__Record excerpts__.
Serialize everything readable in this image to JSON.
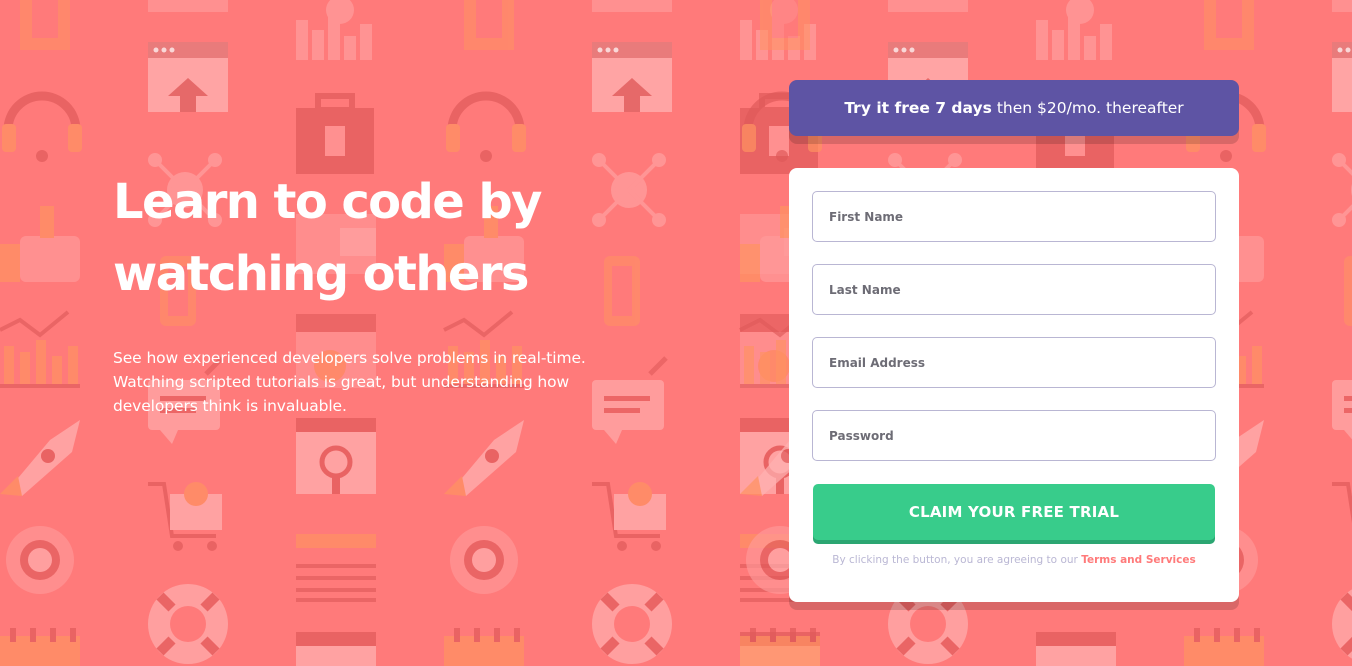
{
  "colors": {
    "background": "#ff7a7a",
    "banner": "#5e54a4",
    "cta": "#38cc8b",
    "cta_shadow": "#2ba672",
    "link": "#ff7a7a",
    "text_dark": "#3d3b48",
    "muted": "#bab7d4"
  },
  "hero": {
    "title_line1": "Learn to code by",
    "title_line2": "watching others",
    "description_line1": "See how experienced developers solve problems in real-time.",
    "description_line2": "Watching scripted tutorials is great, but understanding how",
    "description_line3": "developers think is invaluable."
  },
  "banner": {
    "bold": "Try it free 7 days",
    "rest": "then $20/mo. thereafter"
  },
  "form": {
    "first_name_placeholder": "First Name",
    "last_name_placeholder": "Last Name",
    "email_placeholder": "Email Address",
    "password_placeholder": "Password",
    "submit_label": "CLAIM YOUR FREE TRIAL",
    "terms_text": "By clicking the button, you are agreeing to our ",
    "terms_link": "Terms and Services"
  },
  "background_pattern": {
    "icons": [
      "browser-window-icon",
      "chart-bars-icon",
      "headset-icon",
      "lock-icon",
      "network-icon",
      "thumbs-up-icon",
      "chat-bubble-icon",
      "rocket-icon",
      "cart-icon",
      "globe-gear-icon",
      "lifebuoy-icon",
      "calendar-icon"
    ]
  }
}
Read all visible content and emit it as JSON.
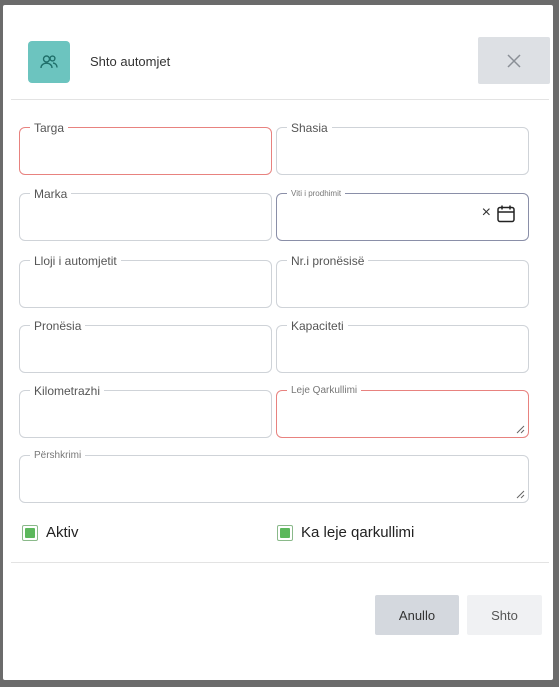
{
  "header": {
    "title": "Shto automjet",
    "icon": "users-icon",
    "close_icon": "close-icon",
    "accent_color": "#6cc4bf"
  },
  "fields": {
    "targa": {
      "label": "Targa",
      "value": ""
    },
    "shasia": {
      "label": "Shasia",
      "value": ""
    },
    "marka": {
      "label": "Marka",
      "value": ""
    },
    "viti": {
      "label": "Viti i prodhimit",
      "value": ""
    },
    "lloji": {
      "label": "Lloji i automjetit",
      "value": ""
    },
    "nr_pronesise": {
      "label": "Nr.i pronësisë",
      "value": ""
    },
    "pronesia": {
      "label": "Pronësia",
      "value": ""
    },
    "kapaciteti": {
      "label": "Kapaciteti",
      "value": ""
    },
    "kilometrazhi": {
      "label": "Kilometrazhi",
      "value": ""
    },
    "leje": {
      "label": "Leje Qarkullimi",
      "value": ""
    },
    "pershkrimi": {
      "label": "Përshkrimi",
      "value": ""
    }
  },
  "checkboxes": {
    "aktiv": {
      "label": "Aktiv",
      "checked": true
    },
    "ka_leje": {
      "label": "Ka leje qarkullimi",
      "checked": true
    }
  },
  "footer": {
    "cancel_label": "Anullo",
    "submit_label": "Shto"
  }
}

__Exercise goal__. Which lines hold the word "JSON"? Copy each of them from the records.

__Solution to the exercise__.
Serialize everything readable in this image to JSON.
Read all visible content and emit it as JSON.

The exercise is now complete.